**Written task**
Show, in full, each line of the data that contains "document".
## Begin
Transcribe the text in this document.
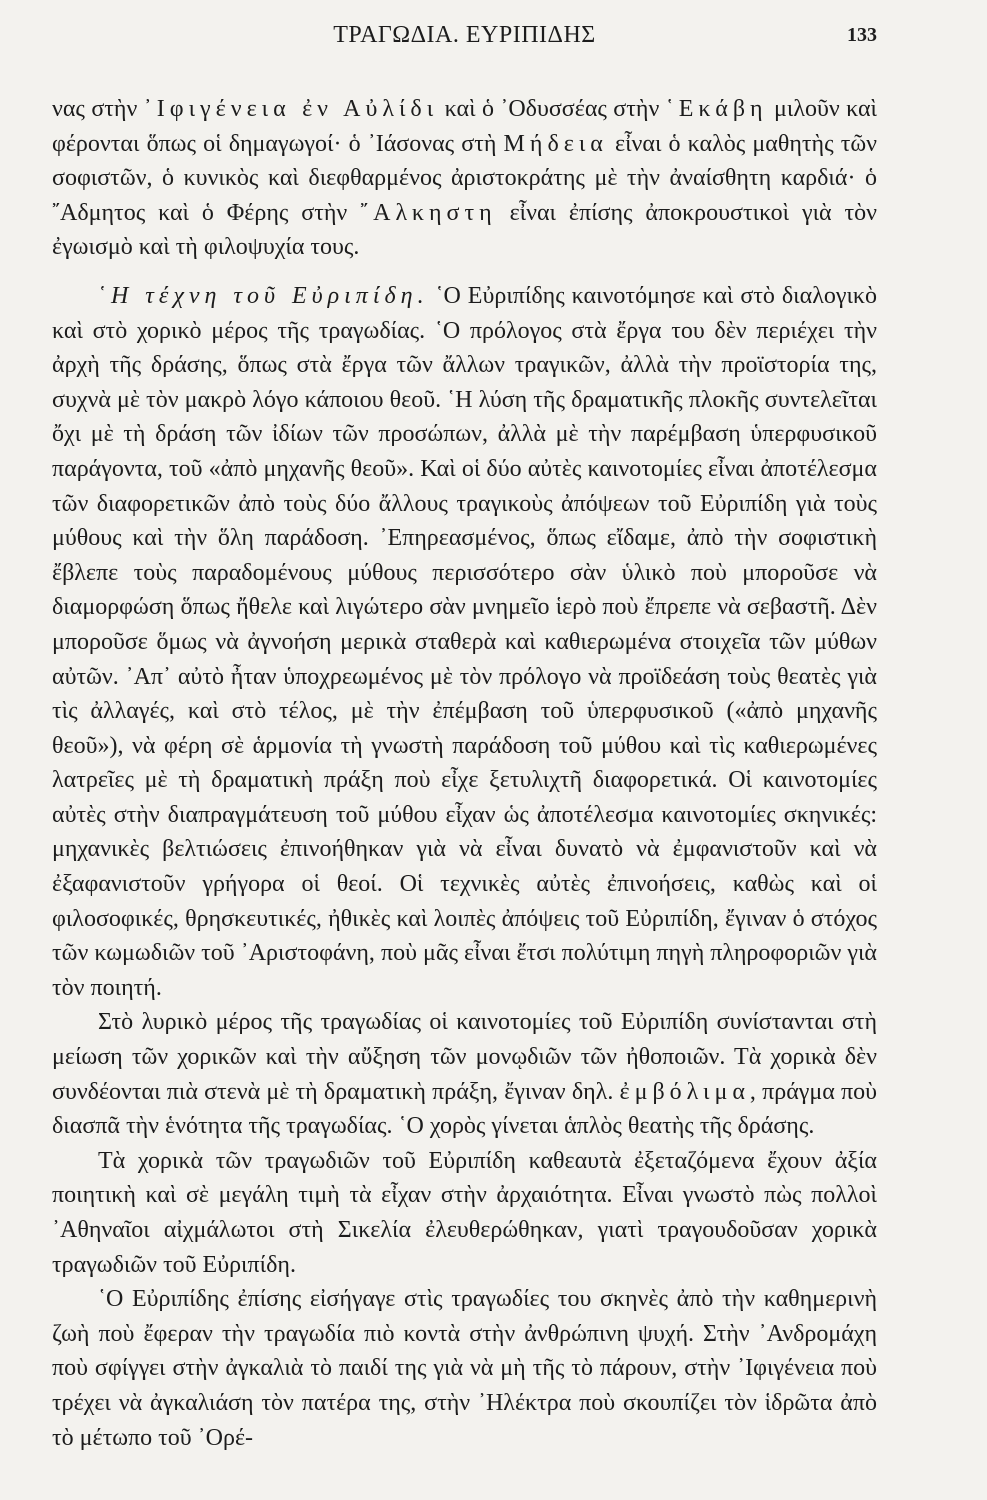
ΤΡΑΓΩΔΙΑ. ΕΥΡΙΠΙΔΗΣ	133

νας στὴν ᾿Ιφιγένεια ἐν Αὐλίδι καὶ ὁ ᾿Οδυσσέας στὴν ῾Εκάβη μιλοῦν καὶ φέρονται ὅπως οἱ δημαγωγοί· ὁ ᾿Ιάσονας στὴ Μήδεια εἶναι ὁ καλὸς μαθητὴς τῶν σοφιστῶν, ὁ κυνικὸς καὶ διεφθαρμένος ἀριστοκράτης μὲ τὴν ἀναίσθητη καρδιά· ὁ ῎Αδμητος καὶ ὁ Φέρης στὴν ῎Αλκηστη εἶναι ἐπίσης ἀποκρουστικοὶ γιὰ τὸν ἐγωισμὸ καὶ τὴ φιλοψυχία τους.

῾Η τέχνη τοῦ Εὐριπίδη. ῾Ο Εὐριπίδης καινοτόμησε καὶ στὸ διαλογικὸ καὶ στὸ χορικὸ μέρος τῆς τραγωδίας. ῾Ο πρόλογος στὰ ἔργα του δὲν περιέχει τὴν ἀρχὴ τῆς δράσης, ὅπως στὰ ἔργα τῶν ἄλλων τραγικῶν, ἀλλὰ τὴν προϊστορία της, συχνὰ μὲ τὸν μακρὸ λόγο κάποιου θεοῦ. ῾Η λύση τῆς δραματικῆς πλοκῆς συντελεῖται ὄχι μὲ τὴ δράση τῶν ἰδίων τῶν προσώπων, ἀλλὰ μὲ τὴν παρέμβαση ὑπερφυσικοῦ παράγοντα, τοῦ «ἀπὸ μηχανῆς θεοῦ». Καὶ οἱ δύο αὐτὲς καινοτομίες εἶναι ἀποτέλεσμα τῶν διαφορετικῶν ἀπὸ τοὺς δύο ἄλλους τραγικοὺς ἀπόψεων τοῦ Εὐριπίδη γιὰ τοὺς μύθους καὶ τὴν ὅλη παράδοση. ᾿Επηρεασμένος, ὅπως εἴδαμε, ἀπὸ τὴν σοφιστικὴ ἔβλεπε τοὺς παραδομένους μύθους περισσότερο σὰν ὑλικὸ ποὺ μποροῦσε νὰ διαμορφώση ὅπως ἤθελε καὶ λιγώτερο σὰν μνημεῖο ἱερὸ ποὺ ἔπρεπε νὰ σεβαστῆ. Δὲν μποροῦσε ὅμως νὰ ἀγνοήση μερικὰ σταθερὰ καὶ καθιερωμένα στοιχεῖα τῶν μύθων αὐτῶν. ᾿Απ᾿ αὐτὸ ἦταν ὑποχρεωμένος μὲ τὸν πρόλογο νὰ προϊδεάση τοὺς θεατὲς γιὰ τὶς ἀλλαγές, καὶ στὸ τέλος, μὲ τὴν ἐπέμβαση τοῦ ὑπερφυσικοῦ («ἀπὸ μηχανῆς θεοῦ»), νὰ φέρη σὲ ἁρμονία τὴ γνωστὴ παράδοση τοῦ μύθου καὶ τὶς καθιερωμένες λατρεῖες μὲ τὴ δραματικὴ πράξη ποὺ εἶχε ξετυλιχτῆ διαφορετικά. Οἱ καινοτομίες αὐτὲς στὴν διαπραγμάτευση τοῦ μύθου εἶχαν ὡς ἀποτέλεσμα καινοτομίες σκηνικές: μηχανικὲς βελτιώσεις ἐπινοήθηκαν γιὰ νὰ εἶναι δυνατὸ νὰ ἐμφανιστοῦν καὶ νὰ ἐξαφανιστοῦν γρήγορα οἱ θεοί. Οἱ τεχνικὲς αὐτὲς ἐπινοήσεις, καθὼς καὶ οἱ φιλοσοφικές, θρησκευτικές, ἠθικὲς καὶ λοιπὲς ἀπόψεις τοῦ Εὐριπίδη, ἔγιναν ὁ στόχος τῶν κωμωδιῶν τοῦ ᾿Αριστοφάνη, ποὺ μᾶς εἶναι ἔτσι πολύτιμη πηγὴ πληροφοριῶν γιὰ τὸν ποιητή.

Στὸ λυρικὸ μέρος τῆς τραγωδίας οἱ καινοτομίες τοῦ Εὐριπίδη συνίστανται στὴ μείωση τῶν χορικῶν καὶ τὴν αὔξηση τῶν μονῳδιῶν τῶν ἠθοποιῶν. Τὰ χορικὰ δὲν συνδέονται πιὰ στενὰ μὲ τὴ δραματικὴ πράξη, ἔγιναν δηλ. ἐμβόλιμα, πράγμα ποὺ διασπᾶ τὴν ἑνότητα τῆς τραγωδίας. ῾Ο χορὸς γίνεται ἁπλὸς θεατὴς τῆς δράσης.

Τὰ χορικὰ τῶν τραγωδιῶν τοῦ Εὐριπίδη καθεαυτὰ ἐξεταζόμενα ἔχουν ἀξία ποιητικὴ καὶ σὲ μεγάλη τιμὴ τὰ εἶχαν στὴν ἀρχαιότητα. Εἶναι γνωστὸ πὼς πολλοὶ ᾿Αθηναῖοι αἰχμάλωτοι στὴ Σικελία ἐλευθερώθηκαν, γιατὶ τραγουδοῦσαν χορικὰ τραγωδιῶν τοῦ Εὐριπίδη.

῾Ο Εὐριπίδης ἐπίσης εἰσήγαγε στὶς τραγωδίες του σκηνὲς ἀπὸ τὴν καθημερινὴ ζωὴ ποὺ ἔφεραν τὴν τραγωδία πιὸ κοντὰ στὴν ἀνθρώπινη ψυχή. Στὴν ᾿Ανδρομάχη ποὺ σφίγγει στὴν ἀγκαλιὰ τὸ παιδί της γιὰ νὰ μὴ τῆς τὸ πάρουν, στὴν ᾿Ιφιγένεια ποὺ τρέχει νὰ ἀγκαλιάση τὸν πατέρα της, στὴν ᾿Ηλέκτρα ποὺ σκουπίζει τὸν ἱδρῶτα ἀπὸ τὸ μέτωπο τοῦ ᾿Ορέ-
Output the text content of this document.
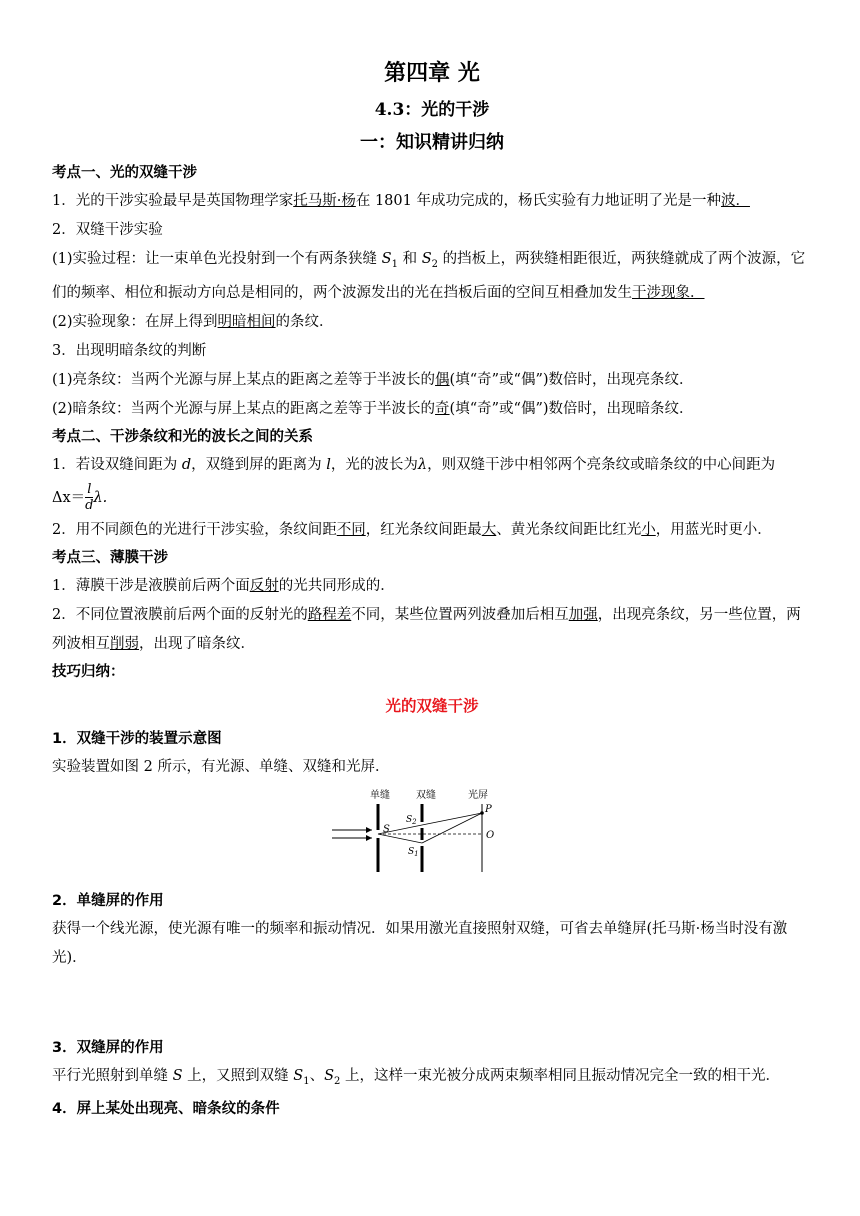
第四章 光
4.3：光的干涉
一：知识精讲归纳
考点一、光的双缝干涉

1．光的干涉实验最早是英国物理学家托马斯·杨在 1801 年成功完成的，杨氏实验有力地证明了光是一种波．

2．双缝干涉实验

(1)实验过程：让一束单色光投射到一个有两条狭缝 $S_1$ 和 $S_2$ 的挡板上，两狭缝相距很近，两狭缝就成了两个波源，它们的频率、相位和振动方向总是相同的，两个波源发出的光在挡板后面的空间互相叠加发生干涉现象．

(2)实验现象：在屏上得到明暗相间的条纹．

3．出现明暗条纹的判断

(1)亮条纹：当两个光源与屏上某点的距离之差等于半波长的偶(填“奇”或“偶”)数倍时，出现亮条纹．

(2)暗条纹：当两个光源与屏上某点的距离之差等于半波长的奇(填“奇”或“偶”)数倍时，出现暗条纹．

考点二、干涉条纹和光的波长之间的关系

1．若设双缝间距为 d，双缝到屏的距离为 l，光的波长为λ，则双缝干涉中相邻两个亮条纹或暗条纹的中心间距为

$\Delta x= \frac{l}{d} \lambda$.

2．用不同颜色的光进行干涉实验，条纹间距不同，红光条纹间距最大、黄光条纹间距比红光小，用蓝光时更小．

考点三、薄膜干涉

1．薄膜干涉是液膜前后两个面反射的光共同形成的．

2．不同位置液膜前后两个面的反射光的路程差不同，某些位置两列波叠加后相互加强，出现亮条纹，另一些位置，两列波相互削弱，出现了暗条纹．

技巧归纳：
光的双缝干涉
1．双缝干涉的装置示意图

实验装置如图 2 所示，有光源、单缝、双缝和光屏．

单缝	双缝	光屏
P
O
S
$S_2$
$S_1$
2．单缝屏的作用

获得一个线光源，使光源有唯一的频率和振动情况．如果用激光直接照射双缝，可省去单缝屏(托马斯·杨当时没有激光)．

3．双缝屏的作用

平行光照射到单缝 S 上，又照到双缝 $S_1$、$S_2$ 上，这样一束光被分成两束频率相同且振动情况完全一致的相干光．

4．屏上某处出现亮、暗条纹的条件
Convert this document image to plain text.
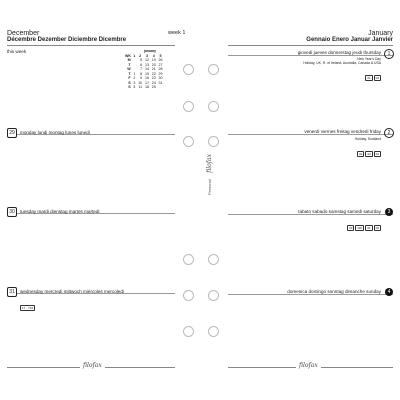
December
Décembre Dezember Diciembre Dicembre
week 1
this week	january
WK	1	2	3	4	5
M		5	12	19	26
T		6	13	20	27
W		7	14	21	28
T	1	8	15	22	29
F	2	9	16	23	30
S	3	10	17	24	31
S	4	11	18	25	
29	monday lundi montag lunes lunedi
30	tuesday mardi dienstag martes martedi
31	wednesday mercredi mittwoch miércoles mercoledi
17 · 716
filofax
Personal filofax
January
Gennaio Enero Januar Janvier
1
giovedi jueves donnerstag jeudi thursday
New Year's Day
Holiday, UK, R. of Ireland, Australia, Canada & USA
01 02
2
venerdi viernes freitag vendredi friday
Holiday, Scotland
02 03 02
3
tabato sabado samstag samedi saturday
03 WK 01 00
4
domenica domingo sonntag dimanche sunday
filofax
## End
**Output below**
Transcribe the text in this document.
Output the text content of this document.
Convert this document image to plain text.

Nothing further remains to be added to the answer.